__Exercise requirements__
The data below is to be returned in full and exactly.

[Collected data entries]
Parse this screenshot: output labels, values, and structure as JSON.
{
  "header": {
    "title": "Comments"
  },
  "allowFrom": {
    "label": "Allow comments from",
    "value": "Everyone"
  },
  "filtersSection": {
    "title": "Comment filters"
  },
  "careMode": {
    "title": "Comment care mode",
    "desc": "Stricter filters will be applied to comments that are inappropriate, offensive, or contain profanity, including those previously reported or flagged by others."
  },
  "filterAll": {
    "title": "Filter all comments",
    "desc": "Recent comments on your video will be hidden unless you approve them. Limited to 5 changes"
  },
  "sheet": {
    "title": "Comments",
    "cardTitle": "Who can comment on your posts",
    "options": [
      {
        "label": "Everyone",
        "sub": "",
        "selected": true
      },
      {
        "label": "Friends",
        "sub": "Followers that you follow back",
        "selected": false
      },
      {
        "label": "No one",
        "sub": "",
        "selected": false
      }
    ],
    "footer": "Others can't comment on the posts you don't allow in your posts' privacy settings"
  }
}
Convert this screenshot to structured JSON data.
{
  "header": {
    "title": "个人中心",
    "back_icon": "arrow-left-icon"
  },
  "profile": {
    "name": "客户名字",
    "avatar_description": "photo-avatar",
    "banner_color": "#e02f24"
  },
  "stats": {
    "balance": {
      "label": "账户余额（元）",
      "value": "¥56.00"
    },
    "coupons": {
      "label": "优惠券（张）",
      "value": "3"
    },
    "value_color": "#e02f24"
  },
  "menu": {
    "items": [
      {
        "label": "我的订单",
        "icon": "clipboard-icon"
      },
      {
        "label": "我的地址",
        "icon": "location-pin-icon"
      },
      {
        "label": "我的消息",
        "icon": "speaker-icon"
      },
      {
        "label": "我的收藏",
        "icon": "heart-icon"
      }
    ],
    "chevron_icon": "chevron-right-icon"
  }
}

__Answer to this task__
Parse this screenshot: output labels, values, and structure as JSON.
{
  "header": {
    "title": "Comments"
  },
  "allowFrom": {
    "label": "Allow comments from",
    "value": "Everyone"
  },
  "filtersSection": {
    "title": "Comment filters"
  },
  "careMode": {
    "title": "Comment care mode",
    "desc": "Stricter filters will be applied to comments that are inappropriate, offensive, or contain profanity, including those previously reported or flagged by others."
  },
  "filterAll": {
    "title": "Filter all comments",
    "desc": "Recent comments on your video will be hidden unless you approve them. Limited to 5 changes"
  },
  "sheet": {
    "title": "Comments",
    "cardTitle": "Who can comment on your posts",
    "options": [
      {
        "label": "Everyone",
        "sub": "",
        "selected": true
      },
      {
        "label": "Friends",
        "sub": "Followers that you follow back",
        "selected": false
      },
      {
        "label": "No one",
        "sub": "",
        "selected": false
      }
    ],
    "footer": "Others can't comment on the posts you don't allow in your posts' privacy settings"
  }
}
Convert this screenshot to structured JSON data.
{
  "header": {
    "title": "个人中心",
    "back_icon": "arrow-left-icon"
  },
  "profile": {
    "name": "客户名字",
    "avatar_description": "photo-avatar",
    "banner_color": "#e02f24"
  },
  "stats": {
    "balance": {
      "label": "账户余额（元）",
      "value": "¥56.00"
    },
    "coupons": {
      "label": "优惠券（张）",
      "value": "3"
    },
    "value_color": "#e02f24"
  },
  "menu": {
    "items": [
      {
        "label": "我的订单",
        "icon": "clipboard-icon"
      },
      {
        "label": "我的地址",
        "icon": "location-pin-icon"
      },
      {
        "label": "我的消息",
        "icon": "speaker-icon"
      },
      {
        "label": "我的收藏",
        "icon": "heart-icon"
      }
    ],
    "chevron_icon": "chevron-right-icon"
  }
}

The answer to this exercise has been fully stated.